─── Data section ───
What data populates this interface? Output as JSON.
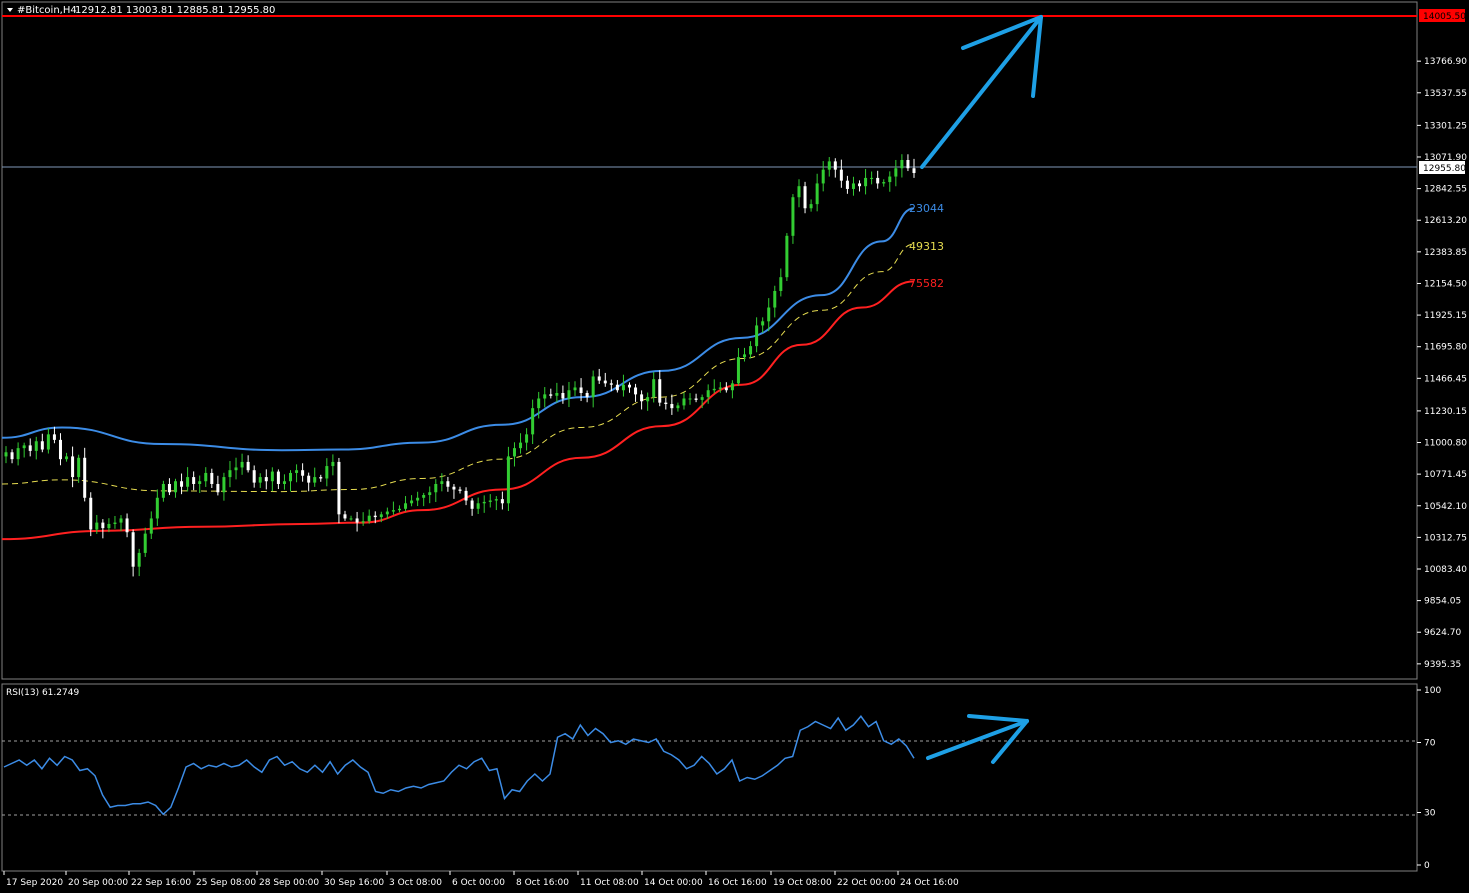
{
  "header": {
    "symbol": "#Bitcoin,H4",
    "ohlc": "12912.81 13003.81 12885.81 12955.80"
  },
  "rsi_panel": {
    "label": "RSI(13) 61.2749"
  },
  "colors": {
    "background": "#000000",
    "bull_candle": "#32cd32",
    "bear_candle": "#ffffff",
    "ma_fast": "#3c8ce6",
    "ma_mid": "#e6dc50",
    "ma_slow": "#ff2020",
    "resistance": "#ff0000",
    "rsi_line": "#3c8ce6",
    "arrow": "#1ea0e6",
    "grid": "#808080"
  },
  "price_axis": {
    "ticks": [
      "13766.90",
      "13537.55",
      "13301.25",
      "13071.90",
      "12842.55",
      "12613.20",
      "12383.85",
      "12154.50",
      "11925.15",
      "11695.80",
      "11466.45",
      "11230.15",
      "11000.80",
      "10771.45",
      "10542.10",
      "10312.75",
      "10083.40",
      "9854.05",
      "9624.70",
      "9395.35"
    ],
    "current_price": "12955.80",
    "resistance_price": "14005.50"
  },
  "time_axis": {
    "ticks": [
      "17 Sep 2020",
      "20 Sep 00:00",
      "22 Sep 16:00",
      "25 Sep 08:00",
      "28 Sep 00:00",
      "30 Sep 16:00",
      "3 Oct 08:00",
      "6 Oct 00:00",
      "8 Oct 16:00",
      "11 Oct 08:00",
      "14 Oct 00:00",
      "16 Oct 16:00",
      "19 Oct 08:00",
      "22 Oct 00:00",
      "24 Oct 16:00"
    ]
  },
  "ma_labels": {
    "fast": "23044",
    "mid": "49313",
    "slow": "75582"
  },
  "rsi_axis": {
    "ticks": [
      "100",
      "70",
      "30",
      "0"
    ],
    "levels": [
      70,
      30
    ]
  },
  "chart_data": {
    "type": "candlestick",
    "symbol": "#Bitcoin",
    "timeframe": "H4",
    "ylim": [
      9300,
      14080
    ],
    "resistance": 14005.5,
    "current_price": 12955.8,
    "closes_approx": [
      10930,
      10880,
      10960,
      10980,
      10940,
      11010,
      10950,
      11060,
      11020,
      10880,
      10900,
      10750,
      10890,
      10600,
      10370,
      10420,
      10380,
      10410,
      10420,
      10450,
      10350,
      10100,
      10200,
      10340,
      10450,
      10600,
      10700,
      10640,
      10720,
      10680,
      10750,
      10700,
      10720,
      10780,
      10700,
      10640,
      10750,
      10800,
      10820,
      10860,
      10800,
      10710,
      10750,
      10720,
      10790,
      10700,
      10720,
      10780,
      10800,
      10760,
      10710,
      10750,
      10740,
      10830,
      10860,
      10480,
      10450,
      10450,
      10420,
      10430,
      10470,
      10460,
      10480,
      10500,
      10510,
      10520,
      10560,
      10580,
      10600,
      10620,
      10640,
      10700,
      10720,
      10680,
      10660,
      10650,
      10580,
      10520,
      10560,
      10570,
      10580,
      10590,
      10560,
      10900,
      10960,
      11000,
      11060,
      11250,
      11320,
      11350,
      11340,
      11360,
      11320,
      11380,
      11400,
      11360,
      11330,
      11480,
      11450,
      11430,
      11420,
      11380,
      11420,
      11400,
      11350,
      11300,
      11330,
      11460,
      11290,
      11280,
      11250,
      11270,
      11320,
      11320,
      11310,
      11330,
      11380,
      11390,
      11400,
      11380,
      11430,
      11620,
      11640,
      11700,
      11850,
      11880,
      11980,
      12100,
      12200,
      12500,
      12780,
      12860,
      12700,
      12730,
      12880,
      12980,
      13040,
      12980,
      12900,
      12840,
      12880,
      12860,
      12920,
      12920,
      12880,
      12890,
      12930,
      12990,
      13050,
      12990,
      12955.8
    ],
    "ma_fast_approx": [
      [
        0,
        11035
      ],
      [
        60,
        11110
      ],
      [
        160,
        10990
      ],
      [
        280,
        10945
      ],
      [
        340,
        10950
      ],
      [
        420,
        11000
      ],
      [
        500,
        11130
      ],
      [
        580,
        11330
      ],
      [
        660,
        11520
      ],
      [
        740,
        11760
      ],
      [
        820,
        12070
      ],
      [
        880,
        12460
      ],
      [
        912,
        12700
      ]
    ],
    "ma_mid_approx": [
      [
        0,
        10700
      ],
      [
        60,
        10730
      ],
      [
        160,
        10650
      ],
      [
        280,
        10645
      ],
      [
        350,
        10660
      ],
      [
        420,
        10740
      ],
      [
        500,
        10880
      ],
      [
        580,
        11110
      ],
      [
        660,
        11330
      ],
      [
        740,
        11610
      ],
      [
        820,
        11960
      ],
      [
        880,
        12240
      ],
      [
        912,
        12440
      ]
    ],
    "ma_slow_approx": [
      [
        0,
        10300
      ],
      [
        100,
        10360
      ],
      [
        200,
        10390
      ],
      [
        300,
        10410
      ],
      [
        360,
        10420
      ],
      [
        420,
        10510
      ],
      [
        500,
        10660
      ],
      [
        580,
        10890
      ],
      [
        660,
        11120
      ],
      [
        740,
        11420
      ],
      [
        800,
        11710
      ],
      [
        860,
        11980
      ],
      [
        912,
        12170
      ]
    ],
    "rsi_approx": [
      56,
      58,
      60,
      57,
      60,
      55,
      61,
      57,
      62,
      60,
      54,
      55,
      51,
      40,
      33,
      34,
      34,
      35,
      35,
      36,
      34,
      29,
      33,
      44,
      56,
      58,
      55,
      57,
      56,
      58,
      56,
      57,
      60,
      56,
      53,
      60,
      62,
      57,
      59,
      55,
      53,
      57,
      53,
      59,
      52,
      57,
      60,
      56,
      53,
      42,
      41,
      43,
      42,
      44,
      45,
      44,
      46,
      47,
      48,
      53,
      57,
      55,
      59,
      61,
      54,
      55,
      38,
      43,
      42,
      48,
      52,
      48,
      52,
      73,
      75,
      72,
      80,
      74,
      78,
      75,
      70,
      71,
      69,
      72,
      71,
      70,
      72,
      65,
      63,
      60,
      55,
      57,
      62,
      58,
      52,
      55,
      60,
      48,
      50,
      49,
      51,
      54,
      57,
      61,
      62,
      77,
      79,
      82,
      80,
      78,
      84,
      77,
      80,
      85,
      79,
      82,
      71,
      69,
      72,
      68,
      61
    ],
    "annotations": [
      "upward arrow on price toward 14005.50 resistance",
      "upward arrow on RSI"
    ]
  }
}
───
■ **To do**
Make a verbatim copy of all the entries and strip out the pictures.

■ **Result of the exercise**
What data populates this interface? Output as JSON.
{
  "header": {
    "symbol": "#Bitcoin,H4",
    "ohlc": "12912.81 13003.81 12885.81 12955.80"
  },
  "rsi_panel": {
    "label": "RSI(13) 61.2749"
  },
  "colors": {
    "background": "#000000",
    "bull_candle": "#32cd32",
    "bear_candle": "#ffffff",
    "ma_fast": "#3c8ce6",
    "ma_mid": "#e6dc50",
    "ma_slow": "#ff2020",
    "resistance": "#ff0000",
    "rsi_line": "#3c8ce6",
    "arrow": "#1ea0e6",
    "grid": "#808080"
  },
  "price_axis": {
    "ticks": [
      "13766.90",
      "13537.55",
      "13301.25",
      "13071.90",
      "12842.55",
      "12613.20",
      "12383.85",
      "12154.50",
      "11925.15",
      "11695.80",
      "11466.45",
      "11230.15",
      "11000.80",
      "10771.45",
      "10542.10",
      "10312.75",
      "10083.40",
      "9854.05",
      "9624.70",
      "9395.35"
    ],
    "current_price": "12955.80",
    "resistance_price": "14005.50"
  },
  "time_axis": {
    "ticks": [
      "17 Sep 2020",
      "20 Sep 00:00",
      "22 Sep 16:00",
      "25 Sep 08:00",
      "28 Sep 00:00",
      "30 Sep 16:00",
      "3 Oct 08:00",
      "6 Oct 00:00",
      "8 Oct 16:00",
      "11 Oct 08:00",
      "14 Oct 00:00",
      "16 Oct 16:00",
      "19 Oct 08:00",
      "22 Oct 00:00",
      "24 Oct 16:00"
    ]
  },
  "ma_labels": {
    "fast": "23044",
    "mid": "49313",
    "slow": "75582"
  },
  "rsi_axis": {
    "ticks": [
      "100",
      "70",
      "30",
      "0"
    ],
    "levels": [
      70,
      30
    ]
  },
  "chart_data": {
    "type": "candlestick",
    "symbol": "#Bitcoin",
    "timeframe": "H4",
    "ylim": [
      9300,
      14080
    ],
    "resistance": 14005.5,
    "current_price": 12955.8,
    "closes_approx": [
      10930,
      10880,
      10960,
      10980,
      10940,
      11010,
      10950,
      11060,
      11020,
      10880,
      10900,
      10750,
      10890,
      10600,
      10370,
      10420,
      10380,
      10410,
      10420,
      10450,
      10350,
      10100,
      10200,
      10340,
      10450,
      10600,
      10700,
      10640,
      10720,
      10680,
      10750,
      10700,
      10720,
      10780,
      10700,
      10640,
      10750,
      10800,
      10820,
      10860,
      10800,
      10710,
      10750,
      10720,
      10790,
      10700,
      10720,
      10780,
      10800,
      10760,
      10710,
      10750,
      10740,
      10830,
      10860,
      10480,
      10450,
      10450,
      10420,
      10430,
      10470,
      10460,
      10480,
      10500,
      10510,
      10520,
      10560,
      10580,
      10600,
      10620,
      10640,
      10700,
      10720,
      10680,
      10660,
      10650,
      10580,
      10520,
      10560,
      10570,
      10580,
      10590,
      10560,
      10900,
      10960,
      11000,
      11060,
      11250,
      11320,
      11350,
      11340,
      11360,
      11320,
      11380,
      11400,
      11360,
      11330,
      11480,
      11450,
      11430,
      11420,
      11380,
      11420,
      11400,
      11350,
      11300,
      11330,
      11460,
      11290,
      11280,
      11250,
      11270,
      11320,
      11320,
      11310,
      11330,
      11380,
      11390,
      11400,
      11380,
      11430,
      11620,
      11640,
      11700,
      11850,
      11880,
      11980,
      12100,
      12200,
      12500,
      12780,
      12860,
      12700,
      12730,
      12880,
      12980,
      13040,
      12980,
      12900,
      12840,
      12880,
      12860,
      12920,
      12920,
      12880,
      12890,
      12930,
      12990,
      13050,
      12990,
      12955.8
    ],
    "ma_fast_approx": [
      [
        0,
        11035
      ],
      [
        60,
        11110
      ],
      [
        160,
        10990
      ],
      [
        280,
        10945
      ],
      [
        340,
        10950
      ],
      [
        420,
        11000
      ],
      [
        500,
        11130
      ],
      [
        580,
        11330
      ],
      [
        660,
        11520
      ],
      [
        740,
        11760
      ],
      [
        820,
        12070
      ],
      [
        880,
        12460
      ],
      [
        912,
        12700
      ]
    ],
    "ma_mid_approx": [
      [
        0,
        10700
      ],
      [
        60,
        10730
      ],
      [
        160,
        10650
      ],
      [
        280,
        10645
      ],
      [
        350,
        10660
      ],
      [
        420,
        10740
      ],
      [
        500,
        10880
      ],
      [
        580,
        11110
      ],
      [
        660,
        11330
      ],
      [
        740,
        11610
      ],
      [
        820,
        11960
      ],
      [
        880,
        12240
      ],
      [
        912,
        12440
      ]
    ],
    "ma_slow_approx": [
      [
        0,
        10300
      ],
      [
        100,
        10360
      ],
      [
        200,
        10390
      ],
      [
        300,
        10410
      ],
      [
        360,
        10420
      ],
      [
        420,
        10510
      ],
      [
        500,
        10660
      ],
      [
        580,
        10890
      ],
      [
        660,
        11120
      ],
      [
        740,
        11420
      ],
      [
        800,
        11710
      ],
      [
        860,
        11980
      ],
      [
        912,
        12170
      ]
    ],
    "rsi_approx": [
      56,
      58,
      60,
      57,
      60,
      55,
      61,
      57,
      62,
      60,
      54,
      55,
      51,
      40,
      33,
      34,
      34,
      35,
      35,
      36,
      34,
      29,
      33,
      44,
      56,
      58,
      55,
      57,
      56,
      58,
      56,
      57,
      60,
      56,
      53,
      60,
      62,
      57,
      59,
      55,
      53,
      57,
      53,
      59,
      52,
      57,
      60,
      56,
      53,
      42,
      41,
      43,
      42,
      44,
      45,
      44,
      46,
      47,
      48,
      53,
      57,
      55,
      59,
      61,
      54,
      55,
      38,
      43,
      42,
      48,
      52,
      48,
      52,
      73,
      75,
      72,
      80,
      74,
      78,
      75,
      70,
      71,
      69,
      72,
      71,
      70,
      72,
      65,
      63,
      60,
      55,
      57,
      62,
      58,
      52,
      55,
      60,
      48,
      50,
      49,
      51,
      54,
      57,
      61,
      62,
      77,
      79,
      82,
      80,
      78,
      84,
      77,
      80,
      85,
      79,
      82,
      71,
      69,
      72,
      68,
      61
    ],
    "annotations": [
      "upward arrow on price toward 14005.50 resistance",
      "upward arrow on RSI"
    ]
  }
}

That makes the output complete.